* Listing
====================
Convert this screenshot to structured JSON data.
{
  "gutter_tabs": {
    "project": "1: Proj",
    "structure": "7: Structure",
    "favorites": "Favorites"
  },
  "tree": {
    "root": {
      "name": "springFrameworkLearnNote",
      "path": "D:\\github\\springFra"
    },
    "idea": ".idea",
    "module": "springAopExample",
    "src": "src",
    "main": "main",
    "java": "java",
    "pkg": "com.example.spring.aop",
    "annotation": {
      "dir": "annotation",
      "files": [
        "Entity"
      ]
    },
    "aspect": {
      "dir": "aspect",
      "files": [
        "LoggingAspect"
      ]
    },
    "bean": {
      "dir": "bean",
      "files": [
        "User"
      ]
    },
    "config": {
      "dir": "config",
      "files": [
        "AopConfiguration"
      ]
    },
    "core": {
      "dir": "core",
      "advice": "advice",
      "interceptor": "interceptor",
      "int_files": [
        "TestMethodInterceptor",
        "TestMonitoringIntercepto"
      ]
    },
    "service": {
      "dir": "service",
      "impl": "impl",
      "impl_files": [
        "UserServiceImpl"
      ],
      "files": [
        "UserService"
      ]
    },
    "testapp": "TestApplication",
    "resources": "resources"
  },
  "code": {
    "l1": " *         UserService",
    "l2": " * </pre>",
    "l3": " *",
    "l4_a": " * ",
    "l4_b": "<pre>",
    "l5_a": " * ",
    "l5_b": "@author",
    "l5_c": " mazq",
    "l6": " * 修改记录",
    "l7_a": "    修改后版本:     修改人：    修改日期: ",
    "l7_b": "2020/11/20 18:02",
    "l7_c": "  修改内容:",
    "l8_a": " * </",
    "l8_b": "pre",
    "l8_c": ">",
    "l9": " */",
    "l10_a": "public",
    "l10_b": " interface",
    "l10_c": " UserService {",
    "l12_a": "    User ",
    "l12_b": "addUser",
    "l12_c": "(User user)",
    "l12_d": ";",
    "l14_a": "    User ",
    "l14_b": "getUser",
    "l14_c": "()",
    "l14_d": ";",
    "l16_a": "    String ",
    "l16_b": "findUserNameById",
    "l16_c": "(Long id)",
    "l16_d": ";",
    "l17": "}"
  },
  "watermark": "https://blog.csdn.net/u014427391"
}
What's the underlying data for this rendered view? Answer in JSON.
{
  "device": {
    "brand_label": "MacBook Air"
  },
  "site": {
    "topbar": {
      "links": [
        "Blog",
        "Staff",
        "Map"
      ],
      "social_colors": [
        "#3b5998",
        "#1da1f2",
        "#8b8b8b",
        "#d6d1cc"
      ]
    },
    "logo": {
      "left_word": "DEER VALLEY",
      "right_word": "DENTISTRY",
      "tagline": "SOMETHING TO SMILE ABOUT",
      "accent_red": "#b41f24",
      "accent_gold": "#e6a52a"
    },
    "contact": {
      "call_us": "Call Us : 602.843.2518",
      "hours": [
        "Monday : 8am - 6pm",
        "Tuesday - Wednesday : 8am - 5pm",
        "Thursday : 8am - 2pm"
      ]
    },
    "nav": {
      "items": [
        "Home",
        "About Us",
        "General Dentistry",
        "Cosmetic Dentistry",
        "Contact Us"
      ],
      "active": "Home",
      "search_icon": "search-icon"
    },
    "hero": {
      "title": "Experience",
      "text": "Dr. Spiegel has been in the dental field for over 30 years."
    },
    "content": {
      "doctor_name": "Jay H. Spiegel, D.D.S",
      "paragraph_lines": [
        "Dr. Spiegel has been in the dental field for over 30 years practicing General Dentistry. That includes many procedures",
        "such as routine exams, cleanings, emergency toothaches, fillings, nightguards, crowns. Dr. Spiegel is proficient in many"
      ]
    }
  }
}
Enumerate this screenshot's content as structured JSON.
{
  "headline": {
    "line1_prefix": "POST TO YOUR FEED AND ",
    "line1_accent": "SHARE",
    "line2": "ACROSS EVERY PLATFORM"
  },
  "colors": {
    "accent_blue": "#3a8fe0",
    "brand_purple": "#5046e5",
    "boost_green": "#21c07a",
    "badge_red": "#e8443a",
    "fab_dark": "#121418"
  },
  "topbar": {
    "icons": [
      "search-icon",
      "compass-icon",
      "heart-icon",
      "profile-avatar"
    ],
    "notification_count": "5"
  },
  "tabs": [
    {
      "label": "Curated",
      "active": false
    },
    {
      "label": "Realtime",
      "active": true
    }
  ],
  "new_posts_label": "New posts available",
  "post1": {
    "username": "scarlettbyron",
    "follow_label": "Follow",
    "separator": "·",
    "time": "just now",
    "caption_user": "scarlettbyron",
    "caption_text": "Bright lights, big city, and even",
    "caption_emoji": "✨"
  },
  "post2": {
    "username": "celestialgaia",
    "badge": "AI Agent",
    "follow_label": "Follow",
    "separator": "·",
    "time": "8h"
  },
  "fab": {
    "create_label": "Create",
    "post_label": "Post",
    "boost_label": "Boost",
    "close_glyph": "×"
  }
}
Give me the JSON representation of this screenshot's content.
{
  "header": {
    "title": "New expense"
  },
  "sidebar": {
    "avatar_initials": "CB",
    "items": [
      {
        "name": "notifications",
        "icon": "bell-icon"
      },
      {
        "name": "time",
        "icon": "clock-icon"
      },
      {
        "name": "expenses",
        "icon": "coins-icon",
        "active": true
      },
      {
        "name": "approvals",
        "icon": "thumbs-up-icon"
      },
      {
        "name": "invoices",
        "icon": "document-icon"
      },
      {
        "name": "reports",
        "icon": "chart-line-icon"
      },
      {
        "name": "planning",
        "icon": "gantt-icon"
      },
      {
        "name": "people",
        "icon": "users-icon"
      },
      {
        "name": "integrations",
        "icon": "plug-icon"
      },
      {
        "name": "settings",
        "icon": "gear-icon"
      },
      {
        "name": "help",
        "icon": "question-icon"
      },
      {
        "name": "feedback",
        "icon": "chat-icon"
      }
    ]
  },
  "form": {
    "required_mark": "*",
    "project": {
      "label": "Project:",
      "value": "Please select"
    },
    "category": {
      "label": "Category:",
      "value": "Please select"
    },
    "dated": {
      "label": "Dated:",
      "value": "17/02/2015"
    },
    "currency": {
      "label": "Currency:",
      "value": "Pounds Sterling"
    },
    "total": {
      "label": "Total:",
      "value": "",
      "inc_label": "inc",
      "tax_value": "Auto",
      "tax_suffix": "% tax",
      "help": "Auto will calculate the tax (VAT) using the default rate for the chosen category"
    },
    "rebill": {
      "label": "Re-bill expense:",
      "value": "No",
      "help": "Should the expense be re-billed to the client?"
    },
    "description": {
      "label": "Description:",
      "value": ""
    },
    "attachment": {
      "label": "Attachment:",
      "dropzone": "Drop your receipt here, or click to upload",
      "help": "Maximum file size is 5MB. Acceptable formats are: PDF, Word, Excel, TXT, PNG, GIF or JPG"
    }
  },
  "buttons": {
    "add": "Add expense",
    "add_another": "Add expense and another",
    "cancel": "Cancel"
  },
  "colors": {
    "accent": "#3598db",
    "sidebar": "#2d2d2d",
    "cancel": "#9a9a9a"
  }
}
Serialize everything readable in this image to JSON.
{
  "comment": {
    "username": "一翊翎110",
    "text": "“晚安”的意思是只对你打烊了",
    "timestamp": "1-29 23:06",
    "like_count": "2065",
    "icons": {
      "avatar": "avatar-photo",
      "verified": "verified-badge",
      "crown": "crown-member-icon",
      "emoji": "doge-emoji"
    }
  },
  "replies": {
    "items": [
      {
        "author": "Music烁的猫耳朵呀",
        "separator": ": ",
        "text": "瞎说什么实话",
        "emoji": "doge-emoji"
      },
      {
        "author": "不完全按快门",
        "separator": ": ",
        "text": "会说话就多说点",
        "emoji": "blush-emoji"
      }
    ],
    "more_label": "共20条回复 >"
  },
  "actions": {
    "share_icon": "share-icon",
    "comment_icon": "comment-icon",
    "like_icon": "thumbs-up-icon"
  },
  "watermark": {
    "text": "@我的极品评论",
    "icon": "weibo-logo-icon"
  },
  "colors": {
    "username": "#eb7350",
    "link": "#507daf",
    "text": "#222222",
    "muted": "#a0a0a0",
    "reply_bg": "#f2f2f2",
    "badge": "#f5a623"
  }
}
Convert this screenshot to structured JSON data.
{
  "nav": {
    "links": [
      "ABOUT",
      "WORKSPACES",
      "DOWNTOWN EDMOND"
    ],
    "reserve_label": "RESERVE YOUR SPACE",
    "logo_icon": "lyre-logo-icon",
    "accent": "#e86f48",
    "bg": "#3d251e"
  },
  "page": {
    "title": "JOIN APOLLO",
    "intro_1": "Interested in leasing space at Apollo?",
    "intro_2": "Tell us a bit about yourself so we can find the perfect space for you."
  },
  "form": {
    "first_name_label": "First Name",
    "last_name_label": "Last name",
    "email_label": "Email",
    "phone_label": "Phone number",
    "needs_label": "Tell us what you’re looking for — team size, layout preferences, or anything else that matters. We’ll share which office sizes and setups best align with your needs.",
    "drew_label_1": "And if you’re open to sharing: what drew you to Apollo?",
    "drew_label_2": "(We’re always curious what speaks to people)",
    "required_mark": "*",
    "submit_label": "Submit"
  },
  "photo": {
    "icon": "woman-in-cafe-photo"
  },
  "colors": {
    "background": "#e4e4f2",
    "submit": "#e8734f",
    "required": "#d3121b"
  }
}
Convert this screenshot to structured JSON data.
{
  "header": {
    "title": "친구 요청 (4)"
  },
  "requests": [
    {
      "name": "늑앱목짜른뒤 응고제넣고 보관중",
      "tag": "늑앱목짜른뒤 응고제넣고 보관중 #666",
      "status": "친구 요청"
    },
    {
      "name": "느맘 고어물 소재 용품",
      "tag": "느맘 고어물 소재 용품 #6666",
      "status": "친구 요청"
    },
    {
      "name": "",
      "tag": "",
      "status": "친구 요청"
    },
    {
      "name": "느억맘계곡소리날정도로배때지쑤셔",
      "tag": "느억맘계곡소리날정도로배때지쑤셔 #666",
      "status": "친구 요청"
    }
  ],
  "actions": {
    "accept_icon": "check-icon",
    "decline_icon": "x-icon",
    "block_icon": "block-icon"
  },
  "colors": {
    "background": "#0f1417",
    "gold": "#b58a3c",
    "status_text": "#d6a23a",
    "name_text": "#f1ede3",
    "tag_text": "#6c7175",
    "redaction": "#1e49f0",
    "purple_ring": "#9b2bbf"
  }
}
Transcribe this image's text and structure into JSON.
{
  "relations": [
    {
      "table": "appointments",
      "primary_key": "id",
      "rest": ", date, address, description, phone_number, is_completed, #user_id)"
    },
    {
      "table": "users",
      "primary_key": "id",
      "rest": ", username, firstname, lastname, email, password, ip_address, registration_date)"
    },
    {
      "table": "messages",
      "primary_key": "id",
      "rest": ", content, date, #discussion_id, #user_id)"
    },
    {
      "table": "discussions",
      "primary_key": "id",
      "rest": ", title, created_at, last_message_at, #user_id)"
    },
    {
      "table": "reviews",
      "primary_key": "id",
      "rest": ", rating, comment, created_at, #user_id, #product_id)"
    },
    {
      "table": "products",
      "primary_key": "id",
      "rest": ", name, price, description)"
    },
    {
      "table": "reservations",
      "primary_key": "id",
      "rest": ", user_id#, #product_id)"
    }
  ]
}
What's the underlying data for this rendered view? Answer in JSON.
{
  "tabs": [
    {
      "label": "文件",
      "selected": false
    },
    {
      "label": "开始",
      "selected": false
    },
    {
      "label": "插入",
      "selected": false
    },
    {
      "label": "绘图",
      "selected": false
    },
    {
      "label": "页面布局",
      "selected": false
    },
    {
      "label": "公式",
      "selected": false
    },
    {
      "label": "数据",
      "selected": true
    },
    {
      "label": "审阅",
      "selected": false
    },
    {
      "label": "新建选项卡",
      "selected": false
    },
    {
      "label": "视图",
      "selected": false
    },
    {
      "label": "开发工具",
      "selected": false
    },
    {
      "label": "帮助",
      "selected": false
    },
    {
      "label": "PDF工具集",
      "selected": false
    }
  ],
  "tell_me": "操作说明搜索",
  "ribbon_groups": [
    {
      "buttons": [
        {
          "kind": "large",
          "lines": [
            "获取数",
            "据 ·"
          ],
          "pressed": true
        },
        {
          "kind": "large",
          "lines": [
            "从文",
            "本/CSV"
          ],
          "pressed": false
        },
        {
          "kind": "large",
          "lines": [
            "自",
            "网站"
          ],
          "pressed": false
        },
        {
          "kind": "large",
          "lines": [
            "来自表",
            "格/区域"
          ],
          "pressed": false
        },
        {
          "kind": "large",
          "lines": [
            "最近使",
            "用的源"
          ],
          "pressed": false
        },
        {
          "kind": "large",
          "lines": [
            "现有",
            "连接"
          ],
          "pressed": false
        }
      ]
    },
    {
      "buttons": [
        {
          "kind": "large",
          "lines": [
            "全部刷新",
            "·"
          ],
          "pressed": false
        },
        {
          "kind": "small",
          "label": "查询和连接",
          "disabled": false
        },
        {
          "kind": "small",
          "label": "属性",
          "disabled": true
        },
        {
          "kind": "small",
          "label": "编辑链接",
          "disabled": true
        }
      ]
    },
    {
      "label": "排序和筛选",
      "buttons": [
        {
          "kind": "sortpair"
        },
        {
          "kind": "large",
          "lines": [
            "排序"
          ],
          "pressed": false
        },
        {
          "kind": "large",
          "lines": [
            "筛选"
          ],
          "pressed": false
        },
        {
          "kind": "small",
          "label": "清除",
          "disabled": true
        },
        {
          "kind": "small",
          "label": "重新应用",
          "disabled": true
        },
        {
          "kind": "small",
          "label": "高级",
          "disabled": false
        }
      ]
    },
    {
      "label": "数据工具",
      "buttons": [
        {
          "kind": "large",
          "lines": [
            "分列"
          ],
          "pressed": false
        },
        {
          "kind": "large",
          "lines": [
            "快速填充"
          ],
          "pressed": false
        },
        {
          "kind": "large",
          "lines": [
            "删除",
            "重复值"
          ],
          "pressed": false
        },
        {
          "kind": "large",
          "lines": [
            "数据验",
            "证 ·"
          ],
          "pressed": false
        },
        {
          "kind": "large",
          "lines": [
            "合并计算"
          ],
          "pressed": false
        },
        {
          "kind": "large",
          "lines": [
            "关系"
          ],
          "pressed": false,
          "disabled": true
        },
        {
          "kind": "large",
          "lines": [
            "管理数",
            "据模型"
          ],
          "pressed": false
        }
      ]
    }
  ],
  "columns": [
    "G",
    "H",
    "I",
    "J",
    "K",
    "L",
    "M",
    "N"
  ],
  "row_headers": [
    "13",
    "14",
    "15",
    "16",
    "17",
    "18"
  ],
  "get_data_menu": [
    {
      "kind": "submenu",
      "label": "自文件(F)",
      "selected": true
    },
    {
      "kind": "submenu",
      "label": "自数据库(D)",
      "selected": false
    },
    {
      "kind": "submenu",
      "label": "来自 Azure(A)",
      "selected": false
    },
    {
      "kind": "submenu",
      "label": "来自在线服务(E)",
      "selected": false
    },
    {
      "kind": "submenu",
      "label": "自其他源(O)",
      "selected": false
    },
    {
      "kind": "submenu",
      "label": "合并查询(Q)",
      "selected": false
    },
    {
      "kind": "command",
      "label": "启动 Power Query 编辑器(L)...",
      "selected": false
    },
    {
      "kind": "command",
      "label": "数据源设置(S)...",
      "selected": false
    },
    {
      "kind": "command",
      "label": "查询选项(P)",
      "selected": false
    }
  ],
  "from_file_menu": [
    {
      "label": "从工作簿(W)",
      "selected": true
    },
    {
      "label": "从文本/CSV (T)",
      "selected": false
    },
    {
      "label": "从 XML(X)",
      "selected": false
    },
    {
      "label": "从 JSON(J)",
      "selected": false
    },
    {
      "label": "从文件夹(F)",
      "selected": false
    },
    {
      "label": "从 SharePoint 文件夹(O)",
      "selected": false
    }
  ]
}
====================
* Instructions to follow
Filter the entries down to the lines with the word "General" in them.

* Exercise output
        "General Dentistry",
        "Dr. Spiegel has been in the dental field for over 30 years practicing General Dentistry. That includes many procedures",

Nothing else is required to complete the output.